__Problem to work on__. Hunt for the word "izvor" across the entries below, copying each line that holds it.

__Extracted entries__.
════════════════════
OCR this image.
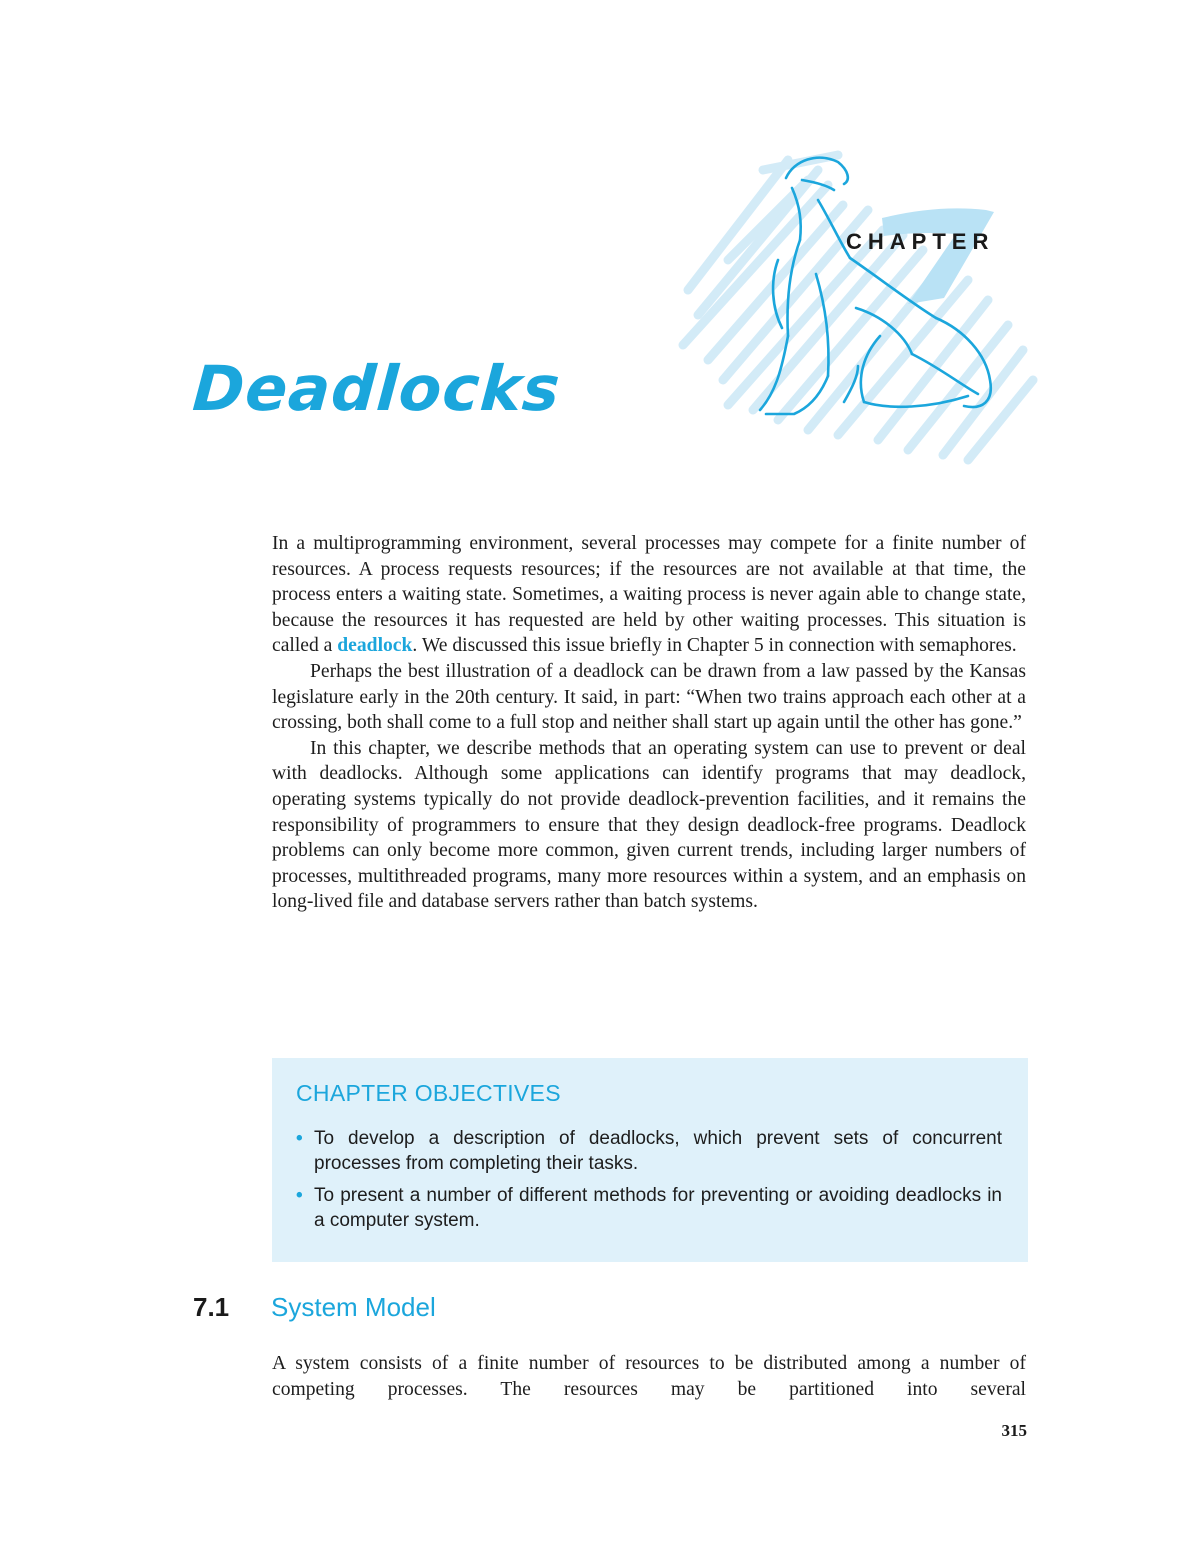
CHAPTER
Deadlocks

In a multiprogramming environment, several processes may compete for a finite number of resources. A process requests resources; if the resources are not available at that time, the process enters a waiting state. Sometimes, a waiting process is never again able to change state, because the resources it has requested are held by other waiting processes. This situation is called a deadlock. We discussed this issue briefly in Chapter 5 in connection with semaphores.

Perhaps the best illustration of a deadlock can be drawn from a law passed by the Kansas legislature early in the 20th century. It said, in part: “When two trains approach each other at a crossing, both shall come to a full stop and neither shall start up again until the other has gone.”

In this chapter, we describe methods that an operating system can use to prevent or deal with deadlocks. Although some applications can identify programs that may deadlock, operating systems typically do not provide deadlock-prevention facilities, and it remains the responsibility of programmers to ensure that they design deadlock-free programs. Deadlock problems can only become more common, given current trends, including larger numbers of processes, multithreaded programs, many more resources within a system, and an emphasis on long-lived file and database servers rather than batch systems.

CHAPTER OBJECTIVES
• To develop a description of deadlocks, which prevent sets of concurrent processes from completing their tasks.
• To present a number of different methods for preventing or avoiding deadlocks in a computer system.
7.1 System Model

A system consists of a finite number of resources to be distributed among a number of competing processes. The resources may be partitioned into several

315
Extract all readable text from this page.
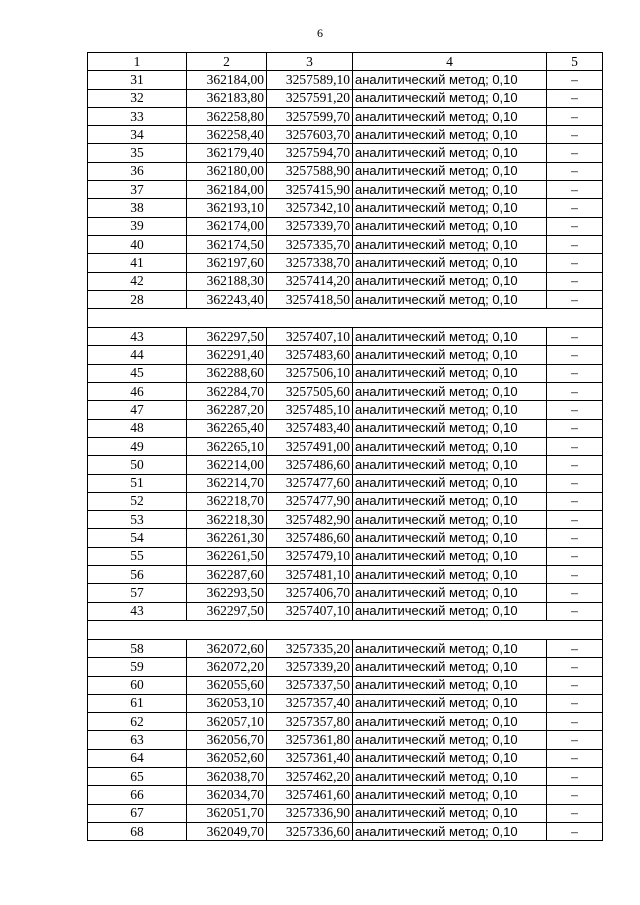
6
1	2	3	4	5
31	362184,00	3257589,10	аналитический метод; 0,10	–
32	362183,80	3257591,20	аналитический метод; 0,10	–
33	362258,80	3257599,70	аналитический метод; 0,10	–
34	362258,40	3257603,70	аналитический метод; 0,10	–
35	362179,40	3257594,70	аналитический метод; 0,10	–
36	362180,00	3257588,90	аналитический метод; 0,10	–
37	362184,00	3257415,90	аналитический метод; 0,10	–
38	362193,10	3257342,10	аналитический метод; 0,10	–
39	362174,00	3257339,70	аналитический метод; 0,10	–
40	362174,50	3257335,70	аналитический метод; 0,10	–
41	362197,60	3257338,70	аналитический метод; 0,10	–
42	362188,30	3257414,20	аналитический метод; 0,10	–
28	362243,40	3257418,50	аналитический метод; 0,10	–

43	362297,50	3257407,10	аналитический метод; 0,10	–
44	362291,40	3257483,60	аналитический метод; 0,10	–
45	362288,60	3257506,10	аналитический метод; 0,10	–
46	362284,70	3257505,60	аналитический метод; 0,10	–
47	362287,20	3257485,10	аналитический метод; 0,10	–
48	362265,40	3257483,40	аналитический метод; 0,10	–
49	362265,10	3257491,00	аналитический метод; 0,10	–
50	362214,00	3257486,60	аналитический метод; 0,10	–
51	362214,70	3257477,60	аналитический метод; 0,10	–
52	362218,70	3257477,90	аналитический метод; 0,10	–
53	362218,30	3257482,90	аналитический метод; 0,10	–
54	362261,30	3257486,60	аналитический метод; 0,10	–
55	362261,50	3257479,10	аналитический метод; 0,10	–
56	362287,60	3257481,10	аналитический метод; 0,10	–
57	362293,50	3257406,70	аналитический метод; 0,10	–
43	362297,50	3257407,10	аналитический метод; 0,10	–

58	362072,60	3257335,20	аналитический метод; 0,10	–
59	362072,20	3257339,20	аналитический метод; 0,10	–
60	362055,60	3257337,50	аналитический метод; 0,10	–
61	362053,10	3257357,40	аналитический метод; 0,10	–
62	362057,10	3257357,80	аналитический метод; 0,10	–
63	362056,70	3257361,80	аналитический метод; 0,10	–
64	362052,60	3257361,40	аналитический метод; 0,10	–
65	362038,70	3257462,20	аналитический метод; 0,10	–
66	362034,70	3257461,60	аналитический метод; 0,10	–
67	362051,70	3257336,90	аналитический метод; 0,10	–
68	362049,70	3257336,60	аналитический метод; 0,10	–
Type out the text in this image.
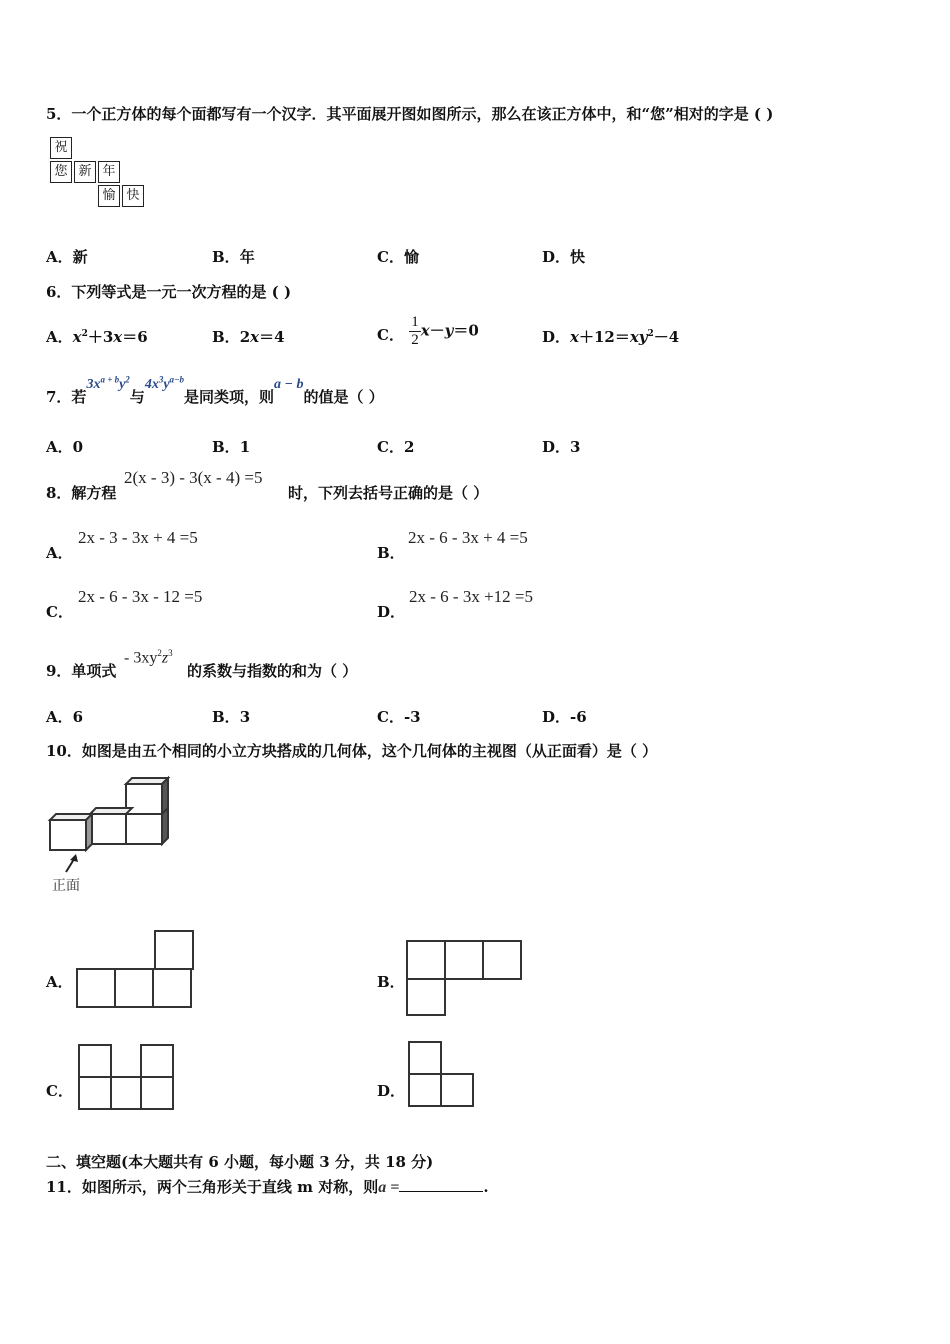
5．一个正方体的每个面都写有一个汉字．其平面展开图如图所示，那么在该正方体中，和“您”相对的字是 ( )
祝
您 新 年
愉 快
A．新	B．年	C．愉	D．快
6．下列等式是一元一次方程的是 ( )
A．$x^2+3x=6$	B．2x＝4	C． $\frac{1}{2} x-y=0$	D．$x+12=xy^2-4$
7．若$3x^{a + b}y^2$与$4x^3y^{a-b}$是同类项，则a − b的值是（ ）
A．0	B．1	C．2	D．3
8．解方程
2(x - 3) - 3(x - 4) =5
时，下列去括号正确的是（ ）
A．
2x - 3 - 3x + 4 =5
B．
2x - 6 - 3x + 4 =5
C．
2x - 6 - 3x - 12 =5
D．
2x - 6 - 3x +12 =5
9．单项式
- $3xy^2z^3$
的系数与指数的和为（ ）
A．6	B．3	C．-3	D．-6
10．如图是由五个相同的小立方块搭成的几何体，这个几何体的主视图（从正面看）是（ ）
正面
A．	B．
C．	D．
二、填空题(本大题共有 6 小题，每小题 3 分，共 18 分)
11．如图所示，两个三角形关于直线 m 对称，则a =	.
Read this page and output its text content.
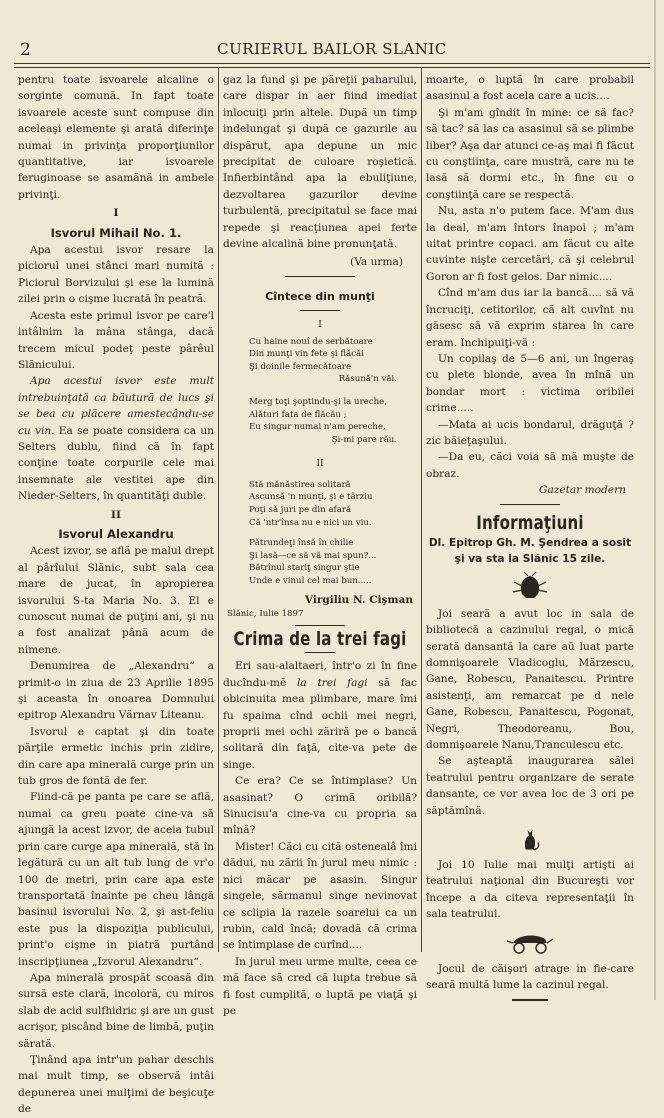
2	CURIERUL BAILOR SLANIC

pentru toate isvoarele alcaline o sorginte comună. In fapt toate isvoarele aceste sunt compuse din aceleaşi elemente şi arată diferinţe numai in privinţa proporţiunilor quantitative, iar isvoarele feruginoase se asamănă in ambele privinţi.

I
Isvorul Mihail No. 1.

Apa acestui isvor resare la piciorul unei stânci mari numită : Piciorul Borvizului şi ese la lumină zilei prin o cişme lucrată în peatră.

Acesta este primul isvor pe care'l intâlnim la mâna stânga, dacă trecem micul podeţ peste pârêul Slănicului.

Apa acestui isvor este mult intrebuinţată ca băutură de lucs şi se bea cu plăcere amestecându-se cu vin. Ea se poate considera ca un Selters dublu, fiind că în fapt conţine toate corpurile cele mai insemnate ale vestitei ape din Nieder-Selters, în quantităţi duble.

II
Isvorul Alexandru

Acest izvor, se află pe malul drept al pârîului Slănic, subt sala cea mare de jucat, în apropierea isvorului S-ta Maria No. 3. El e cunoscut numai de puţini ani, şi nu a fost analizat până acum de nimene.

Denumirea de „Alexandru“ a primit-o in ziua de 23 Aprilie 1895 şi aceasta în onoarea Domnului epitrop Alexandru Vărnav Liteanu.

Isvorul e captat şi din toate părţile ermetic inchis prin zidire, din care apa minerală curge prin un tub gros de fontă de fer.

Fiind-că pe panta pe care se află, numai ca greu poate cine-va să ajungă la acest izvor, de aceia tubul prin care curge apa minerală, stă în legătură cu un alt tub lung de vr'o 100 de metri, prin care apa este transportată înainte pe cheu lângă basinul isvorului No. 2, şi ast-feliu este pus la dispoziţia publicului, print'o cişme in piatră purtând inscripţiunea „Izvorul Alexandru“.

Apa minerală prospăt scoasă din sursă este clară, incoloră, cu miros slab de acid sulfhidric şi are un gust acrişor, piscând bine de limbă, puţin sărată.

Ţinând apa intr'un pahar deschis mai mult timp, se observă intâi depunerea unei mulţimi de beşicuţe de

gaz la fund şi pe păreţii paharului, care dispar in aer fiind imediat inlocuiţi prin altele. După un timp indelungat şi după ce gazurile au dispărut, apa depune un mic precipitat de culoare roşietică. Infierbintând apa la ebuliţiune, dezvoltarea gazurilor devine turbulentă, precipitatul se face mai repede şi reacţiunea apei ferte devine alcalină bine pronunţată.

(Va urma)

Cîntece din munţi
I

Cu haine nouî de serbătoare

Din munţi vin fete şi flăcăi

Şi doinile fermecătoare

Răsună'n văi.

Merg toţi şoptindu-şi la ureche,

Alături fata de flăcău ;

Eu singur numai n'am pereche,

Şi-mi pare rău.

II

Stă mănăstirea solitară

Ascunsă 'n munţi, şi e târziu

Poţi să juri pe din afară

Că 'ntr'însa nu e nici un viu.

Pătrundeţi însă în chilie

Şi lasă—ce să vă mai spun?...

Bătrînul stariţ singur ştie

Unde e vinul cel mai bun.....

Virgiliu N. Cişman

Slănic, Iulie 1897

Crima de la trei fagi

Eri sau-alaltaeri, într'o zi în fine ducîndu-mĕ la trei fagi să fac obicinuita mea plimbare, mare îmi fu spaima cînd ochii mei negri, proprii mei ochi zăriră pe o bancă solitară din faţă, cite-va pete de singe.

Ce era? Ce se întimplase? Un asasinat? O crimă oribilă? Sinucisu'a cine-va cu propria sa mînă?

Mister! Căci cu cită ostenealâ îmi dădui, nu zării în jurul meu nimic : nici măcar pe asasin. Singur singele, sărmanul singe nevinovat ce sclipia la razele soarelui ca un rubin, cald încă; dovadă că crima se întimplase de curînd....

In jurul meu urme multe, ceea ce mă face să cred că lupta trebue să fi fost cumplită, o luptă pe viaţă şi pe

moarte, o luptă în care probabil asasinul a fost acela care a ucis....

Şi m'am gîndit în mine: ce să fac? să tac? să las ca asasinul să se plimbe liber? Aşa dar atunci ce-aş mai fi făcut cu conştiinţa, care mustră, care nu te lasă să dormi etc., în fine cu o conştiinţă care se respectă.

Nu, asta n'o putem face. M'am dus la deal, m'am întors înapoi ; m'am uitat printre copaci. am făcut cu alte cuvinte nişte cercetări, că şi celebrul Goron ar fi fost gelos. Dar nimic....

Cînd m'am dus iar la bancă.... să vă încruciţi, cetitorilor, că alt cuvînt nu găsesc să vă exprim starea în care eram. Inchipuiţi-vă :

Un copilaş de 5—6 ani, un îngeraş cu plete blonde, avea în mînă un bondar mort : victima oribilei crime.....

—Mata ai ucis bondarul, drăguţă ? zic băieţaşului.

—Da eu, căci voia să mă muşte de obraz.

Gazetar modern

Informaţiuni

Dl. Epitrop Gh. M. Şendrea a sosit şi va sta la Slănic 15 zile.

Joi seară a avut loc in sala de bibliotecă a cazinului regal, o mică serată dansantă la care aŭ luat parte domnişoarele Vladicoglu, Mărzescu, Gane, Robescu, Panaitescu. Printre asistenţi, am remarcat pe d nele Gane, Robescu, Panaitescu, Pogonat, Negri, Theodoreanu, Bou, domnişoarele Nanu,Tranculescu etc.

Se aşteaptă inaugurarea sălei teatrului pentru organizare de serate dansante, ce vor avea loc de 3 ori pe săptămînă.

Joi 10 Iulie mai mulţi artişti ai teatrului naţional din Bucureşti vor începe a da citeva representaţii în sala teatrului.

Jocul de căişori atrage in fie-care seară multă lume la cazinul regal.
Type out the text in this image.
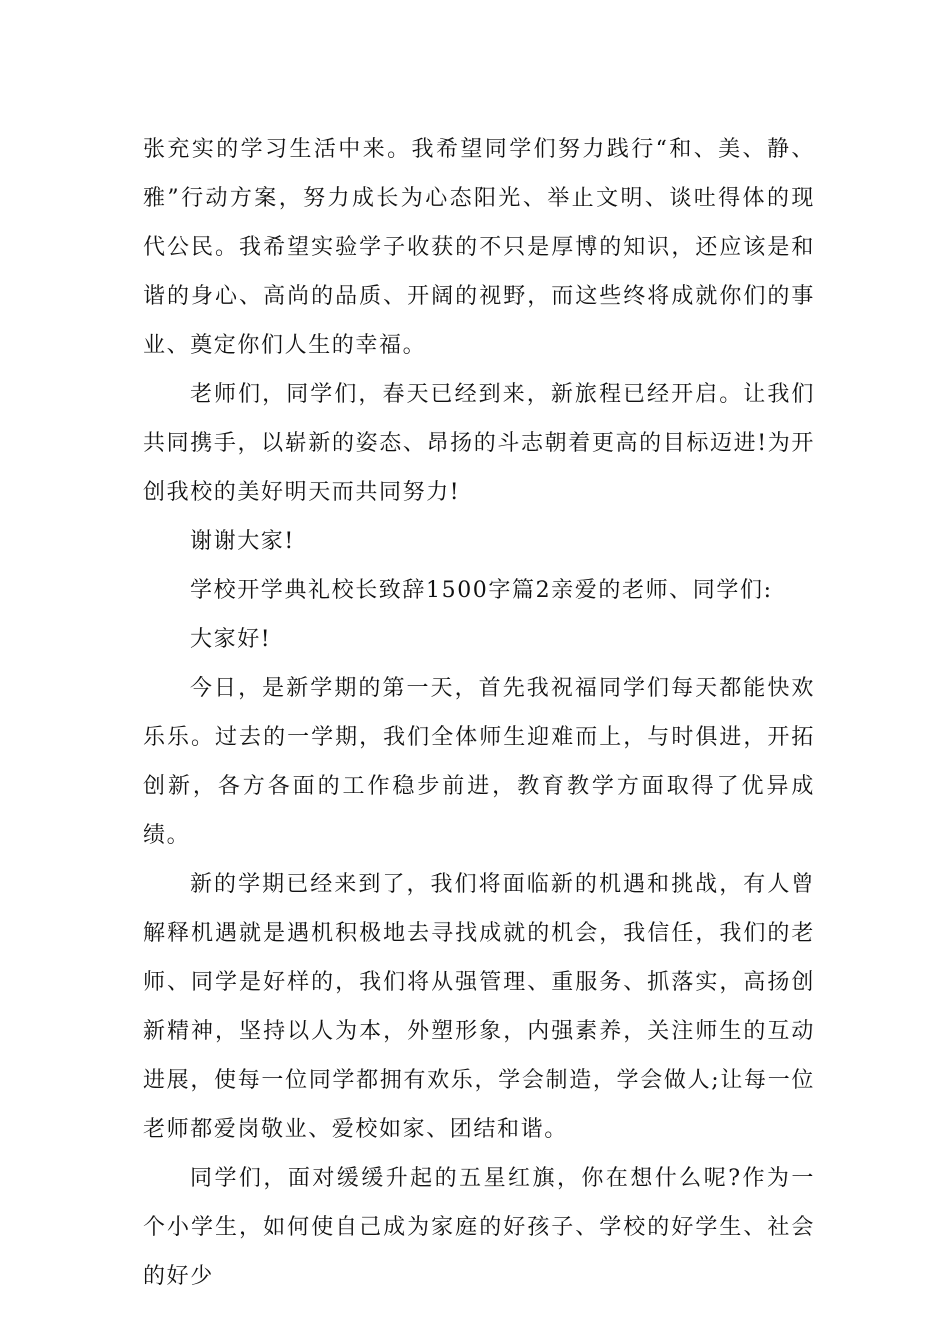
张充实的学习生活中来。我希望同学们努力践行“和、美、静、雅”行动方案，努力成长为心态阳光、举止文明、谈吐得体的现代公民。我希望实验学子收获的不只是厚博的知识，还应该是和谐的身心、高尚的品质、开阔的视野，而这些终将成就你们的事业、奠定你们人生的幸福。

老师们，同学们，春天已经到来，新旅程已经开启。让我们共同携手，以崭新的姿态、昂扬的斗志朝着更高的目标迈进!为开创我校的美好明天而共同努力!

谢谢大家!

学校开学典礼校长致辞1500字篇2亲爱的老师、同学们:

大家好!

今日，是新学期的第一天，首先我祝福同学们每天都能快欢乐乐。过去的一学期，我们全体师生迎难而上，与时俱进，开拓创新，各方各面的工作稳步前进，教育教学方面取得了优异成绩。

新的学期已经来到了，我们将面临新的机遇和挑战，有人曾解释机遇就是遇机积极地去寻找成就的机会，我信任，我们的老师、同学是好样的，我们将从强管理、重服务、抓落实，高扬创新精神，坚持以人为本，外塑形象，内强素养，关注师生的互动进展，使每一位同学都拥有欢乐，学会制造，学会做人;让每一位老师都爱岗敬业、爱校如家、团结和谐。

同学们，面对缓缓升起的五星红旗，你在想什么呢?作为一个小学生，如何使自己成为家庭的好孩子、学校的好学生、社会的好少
════════════════════
__Problem solution__.
Acest izvor, se află pe malul drept al pârîului Slănic, subt sala cea mare de jucat, în apropierea isvorului S-ta Maria No. 3. El e cunoscut numai de puţini ani, şi nu a fost analizat până acum de nimene.
Fiind-că pe panta pe care se află, numai ca greu poate cine-va să ajungă la acest izvor, de aceia tubul prin care curge apa minerală, stă în legătură cu un alt tub lung de vr'o 100 de metri, prin care apa este transportată înainte pe cheu lângă basinul isvorului No. 2, şi ast-feliu este pus la dispoziţia publicului, print'o cişme in piatră purtând inscripţiunea „Izvorul Alexandru“.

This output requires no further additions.